» DO THIS
The records should be written out in full, with nothing altered.

» PROVIDED INFORMATION
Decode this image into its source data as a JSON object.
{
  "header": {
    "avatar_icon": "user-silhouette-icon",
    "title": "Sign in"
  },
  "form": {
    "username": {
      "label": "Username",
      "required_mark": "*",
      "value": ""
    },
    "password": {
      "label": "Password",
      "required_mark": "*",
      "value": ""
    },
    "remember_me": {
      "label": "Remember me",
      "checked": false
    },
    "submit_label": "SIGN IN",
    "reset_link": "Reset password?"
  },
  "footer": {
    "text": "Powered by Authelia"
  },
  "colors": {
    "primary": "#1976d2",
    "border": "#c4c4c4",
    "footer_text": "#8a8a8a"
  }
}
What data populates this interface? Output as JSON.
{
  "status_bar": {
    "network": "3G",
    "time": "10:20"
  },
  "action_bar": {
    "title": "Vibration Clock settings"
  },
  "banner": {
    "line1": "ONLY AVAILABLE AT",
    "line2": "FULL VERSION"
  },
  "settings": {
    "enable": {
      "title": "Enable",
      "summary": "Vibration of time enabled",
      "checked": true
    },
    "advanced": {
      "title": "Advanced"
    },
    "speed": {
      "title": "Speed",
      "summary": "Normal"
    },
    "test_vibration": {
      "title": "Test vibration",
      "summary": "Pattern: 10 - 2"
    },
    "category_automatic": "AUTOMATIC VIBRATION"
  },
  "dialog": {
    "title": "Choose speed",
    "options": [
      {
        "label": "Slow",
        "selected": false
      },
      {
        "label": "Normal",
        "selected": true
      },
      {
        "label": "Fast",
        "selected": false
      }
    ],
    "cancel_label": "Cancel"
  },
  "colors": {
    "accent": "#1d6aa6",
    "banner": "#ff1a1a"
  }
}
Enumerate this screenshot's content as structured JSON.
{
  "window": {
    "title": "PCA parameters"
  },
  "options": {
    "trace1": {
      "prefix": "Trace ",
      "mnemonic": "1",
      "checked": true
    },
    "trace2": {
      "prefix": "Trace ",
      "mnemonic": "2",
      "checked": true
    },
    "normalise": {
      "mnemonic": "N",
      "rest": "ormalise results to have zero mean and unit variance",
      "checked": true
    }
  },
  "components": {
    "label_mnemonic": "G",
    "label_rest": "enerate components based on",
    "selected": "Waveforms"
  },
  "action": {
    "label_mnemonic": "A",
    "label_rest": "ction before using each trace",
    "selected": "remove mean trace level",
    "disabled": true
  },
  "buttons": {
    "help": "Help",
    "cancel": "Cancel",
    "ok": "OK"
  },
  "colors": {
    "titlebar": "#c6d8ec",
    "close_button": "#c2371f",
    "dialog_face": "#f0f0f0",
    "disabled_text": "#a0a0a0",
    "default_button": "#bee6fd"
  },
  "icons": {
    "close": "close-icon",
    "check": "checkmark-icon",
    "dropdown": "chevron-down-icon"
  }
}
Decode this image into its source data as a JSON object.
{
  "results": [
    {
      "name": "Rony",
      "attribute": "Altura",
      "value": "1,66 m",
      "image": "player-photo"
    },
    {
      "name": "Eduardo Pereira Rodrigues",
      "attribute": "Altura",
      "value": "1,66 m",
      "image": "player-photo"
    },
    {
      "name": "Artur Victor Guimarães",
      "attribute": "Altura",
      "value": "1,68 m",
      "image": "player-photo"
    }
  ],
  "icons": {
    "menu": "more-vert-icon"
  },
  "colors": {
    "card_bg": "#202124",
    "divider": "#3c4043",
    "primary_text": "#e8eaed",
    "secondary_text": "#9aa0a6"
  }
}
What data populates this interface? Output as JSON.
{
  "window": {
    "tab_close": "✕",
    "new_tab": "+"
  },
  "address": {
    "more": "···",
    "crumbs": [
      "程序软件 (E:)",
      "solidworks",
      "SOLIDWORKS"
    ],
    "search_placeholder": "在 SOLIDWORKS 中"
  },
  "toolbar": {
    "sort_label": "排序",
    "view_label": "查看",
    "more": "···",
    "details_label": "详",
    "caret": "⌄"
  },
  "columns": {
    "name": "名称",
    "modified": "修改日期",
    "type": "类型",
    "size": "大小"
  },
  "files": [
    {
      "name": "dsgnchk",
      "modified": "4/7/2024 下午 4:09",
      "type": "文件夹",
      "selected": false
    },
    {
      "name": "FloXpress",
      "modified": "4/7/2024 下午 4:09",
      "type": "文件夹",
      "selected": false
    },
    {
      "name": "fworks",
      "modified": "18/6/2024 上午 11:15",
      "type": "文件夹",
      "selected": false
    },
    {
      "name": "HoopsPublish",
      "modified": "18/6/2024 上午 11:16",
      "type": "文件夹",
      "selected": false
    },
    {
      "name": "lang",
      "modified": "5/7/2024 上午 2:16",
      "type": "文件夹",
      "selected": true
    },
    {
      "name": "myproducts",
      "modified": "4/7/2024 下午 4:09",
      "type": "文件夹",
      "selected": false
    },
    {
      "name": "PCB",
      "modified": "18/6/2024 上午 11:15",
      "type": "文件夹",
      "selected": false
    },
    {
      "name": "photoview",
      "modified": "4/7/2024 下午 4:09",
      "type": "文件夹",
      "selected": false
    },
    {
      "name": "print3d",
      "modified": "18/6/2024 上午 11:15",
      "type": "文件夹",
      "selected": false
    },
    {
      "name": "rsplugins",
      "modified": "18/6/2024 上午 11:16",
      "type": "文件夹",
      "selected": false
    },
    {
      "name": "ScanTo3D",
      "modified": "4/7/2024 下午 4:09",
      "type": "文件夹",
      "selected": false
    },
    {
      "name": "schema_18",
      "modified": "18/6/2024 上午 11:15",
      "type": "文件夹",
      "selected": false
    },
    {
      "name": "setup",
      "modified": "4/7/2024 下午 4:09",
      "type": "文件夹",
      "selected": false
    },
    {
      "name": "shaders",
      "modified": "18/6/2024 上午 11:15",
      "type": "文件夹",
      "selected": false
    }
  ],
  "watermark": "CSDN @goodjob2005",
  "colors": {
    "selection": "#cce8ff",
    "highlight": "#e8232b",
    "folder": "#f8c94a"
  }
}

» COMPLETE ANSWER
Decode this image into its source data as a JSON object.
{
  "header": {
    "avatar_icon": "user-silhouette-icon",
    "title": "Sign in"
  },
  "form": {
    "username": {
      "label": "Username",
      "required_mark": "*",
      "value": ""
    },
    "password": {
      "label": "Password",
      "required_mark": "*",
      "value": ""
    },
    "remember_me": {
      "label": "Remember me",
      "checked": false
    },
    "submit_label": "SIGN IN",
    "reset_link": "Reset password?"
  },
  "footer": {
    "text": "Powered by Authelia"
  },
  "colors": {
    "primary": "#1976d2",
    "border": "#c4c4c4",
    "footer_text": "#8a8a8a"
  }
}
What data populates this interface? Output as JSON.
{
  "status_bar": {
    "network": "3G",
    "time": "10:20"
  },
  "action_bar": {
    "title": "Vibration Clock settings"
  },
  "banner": {
    "line1": "ONLY AVAILABLE AT",
    "line2": "FULL VERSION"
  },
  "settings": {
    "enable": {
      "title": "Enable",
      "summary": "Vibration of time enabled",
      "checked": true
    },
    "advanced": {
      "title": "Advanced"
    },
    "speed": {
      "title": "Speed",
      "summary": "Normal"
    },
    "test_vibration": {
      "title": "Test vibration",
      "summary": "Pattern: 10 - 2"
    },
    "category_automatic": "AUTOMATIC VIBRATION"
  },
  "dialog": {
    "title": "Choose speed",
    "options": [
      {
        "label": "Slow",
        "selected": false
      },
      {
        "label": "Normal",
        "selected": true
      },
      {
        "label": "Fast",
        "selected": false
      }
    ],
    "cancel_label": "Cancel"
  },
  "colors": {
    "accent": "#1d6aa6",
    "banner": "#ff1a1a"
  }
}
Enumerate this screenshot's content as structured JSON.
{
  "window": {
    "title": "PCA parameters"
  },
  "options": {
    "trace1": {
      "prefix": "Trace ",
      "mnemonic": "1",
      "checked": true
    },
    "trace2": {
      "prefix": "Trace ",
      "mnemonic": "2",
      "checked": true
    },
    "normalise": {
      "mnemonic": "N",
      "rest": "ormalise results to have zero mean and unit variance",
      "checked": true
    }
  },
  "components": {
    "label_mnemonic": "G",
    "label_rest": "enerate components based on",
    "selected": "Waveforms"
  },
  "action": {
    "label_mnemonic": "A",
    "label_rest": "ction before using each trace",
    "selected": "remove mean trace level",
    "disabled": true
  },
  "buttons": {
    "help": "Help",
    "cancel": "Cancel",
    "ok": "OK"
  },
  "colors": {
    "titlebar": "#c6d8ec",
    "close_button": "#c2371f",
    "dialog_face": "#f0f0f0",
    "disabled_text": "#a0a0a0",
    "default_button": "#bee6fd"
  },
  "icons": {
    "close": "close-icon",
    "check": "checkmark-icon",
    "dropdown": "chevron-down-icon"
  }
}
Decode this image into its source data as a JSON object.
{
  "results": [
    {
      "name": "Rony",
      "attribute": "Altura",
      "value": "1,66 m",
      "image": "player-photo"
    },
    {
      "name": "Eduardo Pereira Rodrigues",
      "attribute": "Altura",
      "value": "1,66 m",
      "image": "player-photo"
    },
    {
      "name": "Artur Victor Guimarães",
      "attribute": "Altura",
      "value": "1,68 m",
      "image": "player-photo"
    }
  ],
  "icons": {
    "menu": "more-vert-icon"
  },
  "colors": {
    "card_bg": "#202124",
    "divider": "#3c4043",
    "primary_text": "#e8eaed",
    "secondary_text": "#9aa0a6"
  }
}
What data populates this interface? Output as JSON.
{
  "window": {
    "tab_close": "✕",
    "new_tab": "+"
  },
  "address": {
    "more": "···",
    "crumbs": [
      "程序软件 (E:)",
      "solidworks",
      "SOLIDWORKS"
    ],
    "search_placeholder": "在 SOLIDWORKS 中"
  },
  "toolbar": {
    "sort_label": "排序",
    "view_label": "查看",
    "more": "···",
    "details_label": "详",
    "caret": "⌄"
  },
  "columns": {
    "name": "名称",
    "modified": "修改日期",
    "type": "类型",
    "size": "大小"
  },
  "files": [
    {
      "name": "dsgnchk",
      "modified": "4/7/2024 下午 4:09",
      "type": "文件夹",
      "selected": false
    },
    {
      "name": "FloXpress",
      "modified": "4/7/2024 下午 4:09",
      "type": "文件夹",
      "selected": false
    },
    {
      "name": "fworks",
      "modified": "18/6/2024 上午 11:15",
      "type": "文件夹",
      "selected": false
    },
    {
      "name": "HoopsPublish",
      "modified": "18/6/2024 上午 11:16",
      "type": "文件夹",
      "selected": false
    },
    {
      "name": "lang",
      "modified": "5/7/2024 上午 2:16",
      "type": "文件夹",
      "selected": true
    },
    {
      "name": "myproducts",
      "modified": "4/7/2024 下午 4:09",
      "type": "文件夹",
      "selected": false
    },
    {
      "name": "PCB",
      "modified": "18/6/2024 上午 11:15",
      "type": "文件夹",
      "selected": false
    },
    {
      "name": "photoview",
      "modified": "4/7/2024 下午 4:09",
      "type": "文件夹",
      "selected": false
    },
    {
      "name": "print3d",
      "modified": "18/6/2024 上午 11:15",
      "type": "文件夹",
      "selected": false
    },
    {
      "name": "rsplugins",
      "modified": "18/6/2024 上午 11:16",
      "type": "文件夹",
      "selected": false
    },
    {
      "name": "ScanTo3D",
      "modified": "4/7/2024 下午 4:09",
      "type": "文件夹",
      "selected": false
    },
    {
      "name": "schema_18",
      "modified": "18/6/2024 上午 11:15",
      "type": "文件夹",
      "selected": false
    },
    {
      "name": "setup",
      "modified": "4/7/2024 下午 4:09",
      "type": "文件夹",
      "selected": false
    },
    {
      "name": "shaders",
      "modified": "18/6/2024 上午 11:15",
      "type": "文件夹",
      "selected": false
    }
  ],
  "watermark": "CSDN @goodjob2005",
  "colors": {
    "selection": "#cce8ff",
    "highlight": "#e8232b",
    "folder": "#f8c94a"
  }
}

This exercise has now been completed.